§ WHAT THE TASK ASKS
Write out the listing exactly as it is given.

§ SUPPLIED INFORMATION
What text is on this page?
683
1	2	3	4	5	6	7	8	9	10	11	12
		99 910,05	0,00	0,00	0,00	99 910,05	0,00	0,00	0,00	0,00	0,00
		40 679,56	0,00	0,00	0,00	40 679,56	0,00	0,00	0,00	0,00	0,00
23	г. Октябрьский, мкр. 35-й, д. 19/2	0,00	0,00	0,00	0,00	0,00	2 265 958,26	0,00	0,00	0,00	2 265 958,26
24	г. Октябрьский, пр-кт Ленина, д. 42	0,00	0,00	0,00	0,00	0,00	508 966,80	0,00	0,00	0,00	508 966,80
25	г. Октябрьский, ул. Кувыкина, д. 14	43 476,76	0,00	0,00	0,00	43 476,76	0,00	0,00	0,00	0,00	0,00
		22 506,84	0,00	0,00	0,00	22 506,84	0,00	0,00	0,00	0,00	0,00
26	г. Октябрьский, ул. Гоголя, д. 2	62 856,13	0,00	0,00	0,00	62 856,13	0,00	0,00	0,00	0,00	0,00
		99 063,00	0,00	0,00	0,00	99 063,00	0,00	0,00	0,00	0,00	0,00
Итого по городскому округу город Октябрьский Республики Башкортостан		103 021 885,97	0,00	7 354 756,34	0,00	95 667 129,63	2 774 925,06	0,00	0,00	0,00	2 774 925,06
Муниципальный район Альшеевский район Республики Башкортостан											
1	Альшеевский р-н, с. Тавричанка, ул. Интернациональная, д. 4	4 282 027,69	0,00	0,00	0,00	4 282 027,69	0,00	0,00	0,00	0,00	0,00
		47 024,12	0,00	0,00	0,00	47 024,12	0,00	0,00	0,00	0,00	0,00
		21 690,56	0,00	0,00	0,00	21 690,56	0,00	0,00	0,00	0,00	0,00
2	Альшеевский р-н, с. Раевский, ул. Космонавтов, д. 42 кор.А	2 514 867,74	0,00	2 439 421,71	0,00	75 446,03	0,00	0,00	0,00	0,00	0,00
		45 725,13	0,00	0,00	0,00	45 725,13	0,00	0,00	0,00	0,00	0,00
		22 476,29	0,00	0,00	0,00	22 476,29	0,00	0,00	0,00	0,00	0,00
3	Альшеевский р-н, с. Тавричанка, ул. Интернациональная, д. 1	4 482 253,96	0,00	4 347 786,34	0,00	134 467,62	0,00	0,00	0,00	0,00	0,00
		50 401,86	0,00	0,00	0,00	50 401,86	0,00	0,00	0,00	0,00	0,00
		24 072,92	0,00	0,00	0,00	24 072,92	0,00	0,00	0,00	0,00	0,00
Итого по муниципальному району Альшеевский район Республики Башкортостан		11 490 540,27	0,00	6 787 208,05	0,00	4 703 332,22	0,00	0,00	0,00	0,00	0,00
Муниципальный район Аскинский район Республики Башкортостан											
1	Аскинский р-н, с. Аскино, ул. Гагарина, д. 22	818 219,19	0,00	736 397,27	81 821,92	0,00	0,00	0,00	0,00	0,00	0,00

§ OUTPUT FOR THIS TASK
What text is on this page?
683
1	2	3	4	5	6	7	8	9	10	11	12
		99 910,05	0,00	0,00	0,00	99 910,05	0,00	0,00	0,00	0,00	0,00
		40 679,56	0,00	0,00	0,00	40 679,56	0,00	0,00	0,00	0,00	0,00
23	г. Октябрьский, мкр. 35-й, д. 19/2	0,00	0,00	0,00	0,00	0,00	2 265 958,26	0,00	0,00	0,00	2 265 958,26
24	г. Октябрьский, пр-кт Ленина, д. 42	0,00	0,00	0,00	0,00	0,00	508 966,80	0,00	0,00	0,00	508 966,80
25	г. Октябрьский, ул. Кувыкина, д. 14	43 476,76	0,00	0,00	0,00	43 476,76	0,00	0,00	0,00	0,00	0,00
		22 506,84	0,00	0,00	0,00	22 506,84	0,00	0,00	0,00	0,00	0,00
26	г. Октябрьский, ул. Гоголя, д. 2	62 856,13	0,00	0,00	0,00	62 856,13	0,00	0,00	0,00	0,00	0,00
		99 063,00	0,00	0,00	0,00	99 063,00	0,00	0,00	0,00	0,00	0,00
Итого по городскому округу город Октябрьский Республики Башкортостан		103 021 885,97	0,00	7 354 756,34	0,00	95 667 129,63	2 774 925,06	0,00	0,00	0,00	2 774 925,06
Муниципальный район Альшеевский район Республики Башкортостан											
1	Альшеевский р-н, с. Тавричанка, ул. Интернациональная, д. 4	4 282 027,69	0,00	0,00	0,00	4 282 027,69	0,00	0,00	0,00	0,00	0,00
		47 024,12	0,00	0,00	0,00	47 024,12	0,00	0,00	0,00	0,00	0,00
		21 690,56	0,00	0,00	0,00	21 690,56	0,00	0,00	0,00	0,00	0,00
2	Альшеевский р-н, с. Раевский, ул. Космонавтов, д. 42 кор.А	2 514 867,74	0,00	2 439 421,71	0,00	75 446,03	0,00	0,00	0,00	0,00	0,00
		45 725,13	0,00	0,00	0,00	45 725,13	0,00	0,00	0,00	0,00	0,00
		22 476,29	0,00	0,00	0,00	22 476,29	0,00	0,00	0,00	0,00	0,00
3	Альшеевский р-н, с. Тавричанка, ул. Интернациональная, д. 1	4 482 253,96	0,00	4 347 786,34	0,00	134 467,62	0,00	0,00	0,00	0,00	0,00
		50 401,86	0,00	0,00	0,00	50 401,86	0,00	0,00	0,00	0,00	0,00
		24 072,92	0,00	0,00	0,00	24 072,92	0,00	0,00	0,00	0,00	0,00
Итого по муниципальному району Альшеевский район Республики Башкортостан		11 490 540,27	0,00	6 787 208,05	0,00	4 703 332,22	0,00	0,00	0,00	0,00	0,00
Муниципальный район Аскинский район Республики Башкортостан											
1	Аскинский р-н, с. Аскино, ул. Гагарина, д. 22	818 219,19	0,00	736 397,27	81 821,92	0,00	0,00	0,00	0,00	0,00	0,00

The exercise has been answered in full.